▶ WHAT YOU WILL DO: Check every line below for the word "with" and copy the ones that have it.

▶ RECORDS TO USE:

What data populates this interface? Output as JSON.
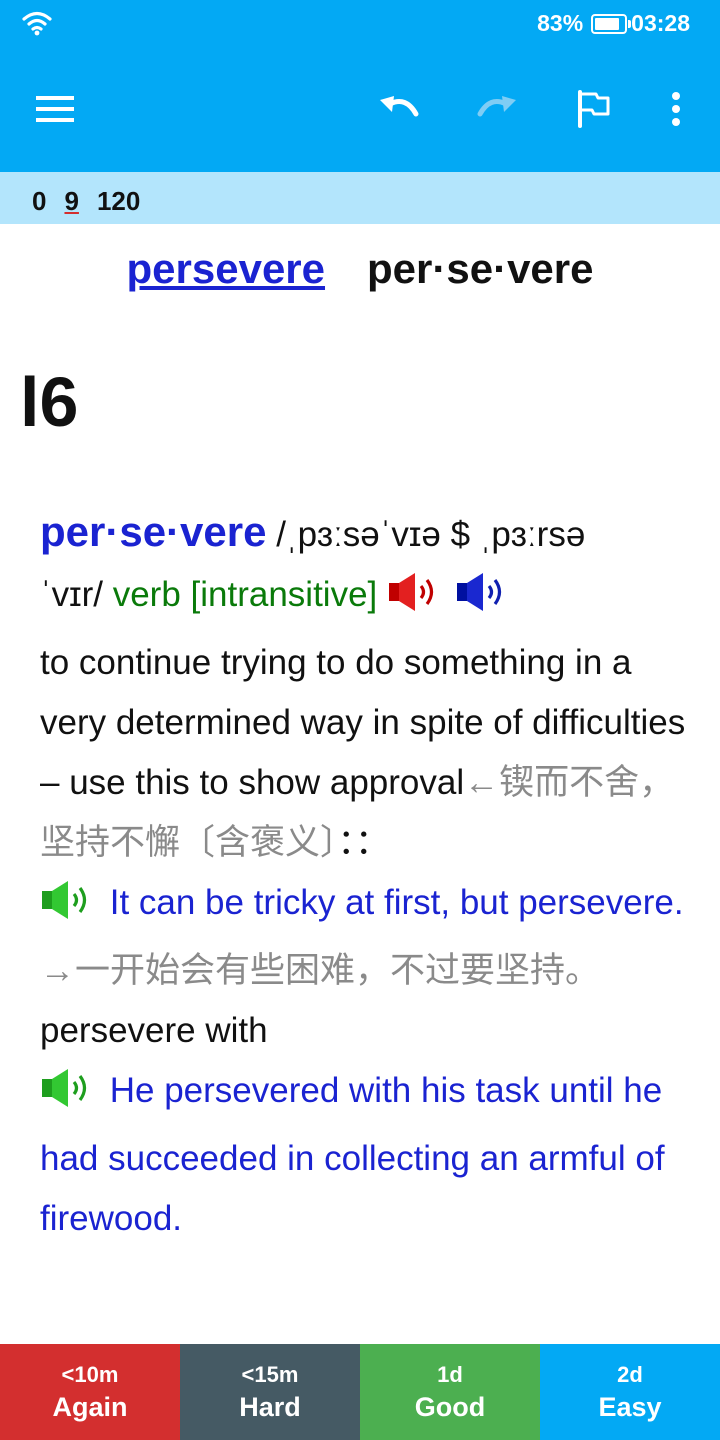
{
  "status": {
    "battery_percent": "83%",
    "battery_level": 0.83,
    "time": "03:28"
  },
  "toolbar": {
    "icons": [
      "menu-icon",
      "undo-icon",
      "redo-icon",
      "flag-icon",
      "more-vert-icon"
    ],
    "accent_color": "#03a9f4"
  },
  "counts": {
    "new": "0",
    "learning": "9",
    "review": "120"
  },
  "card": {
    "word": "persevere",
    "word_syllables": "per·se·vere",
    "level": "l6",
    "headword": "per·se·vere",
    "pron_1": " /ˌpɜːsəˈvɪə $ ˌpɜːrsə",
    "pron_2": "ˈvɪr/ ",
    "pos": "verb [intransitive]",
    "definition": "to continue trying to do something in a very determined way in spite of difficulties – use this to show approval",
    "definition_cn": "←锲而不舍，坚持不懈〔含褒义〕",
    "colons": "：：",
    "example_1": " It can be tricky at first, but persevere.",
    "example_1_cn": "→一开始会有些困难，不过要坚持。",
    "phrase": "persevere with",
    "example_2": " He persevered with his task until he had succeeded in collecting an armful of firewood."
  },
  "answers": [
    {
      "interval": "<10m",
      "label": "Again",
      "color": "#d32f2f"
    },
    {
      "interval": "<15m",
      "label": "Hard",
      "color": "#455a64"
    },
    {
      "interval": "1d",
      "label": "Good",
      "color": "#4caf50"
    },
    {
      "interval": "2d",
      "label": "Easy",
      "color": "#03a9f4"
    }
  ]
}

▶ FINAL RESULT:
    "phrase": "persevere with",
    "example_2": " He persevered with his task until he had succeeded in collecting an armful of firewood."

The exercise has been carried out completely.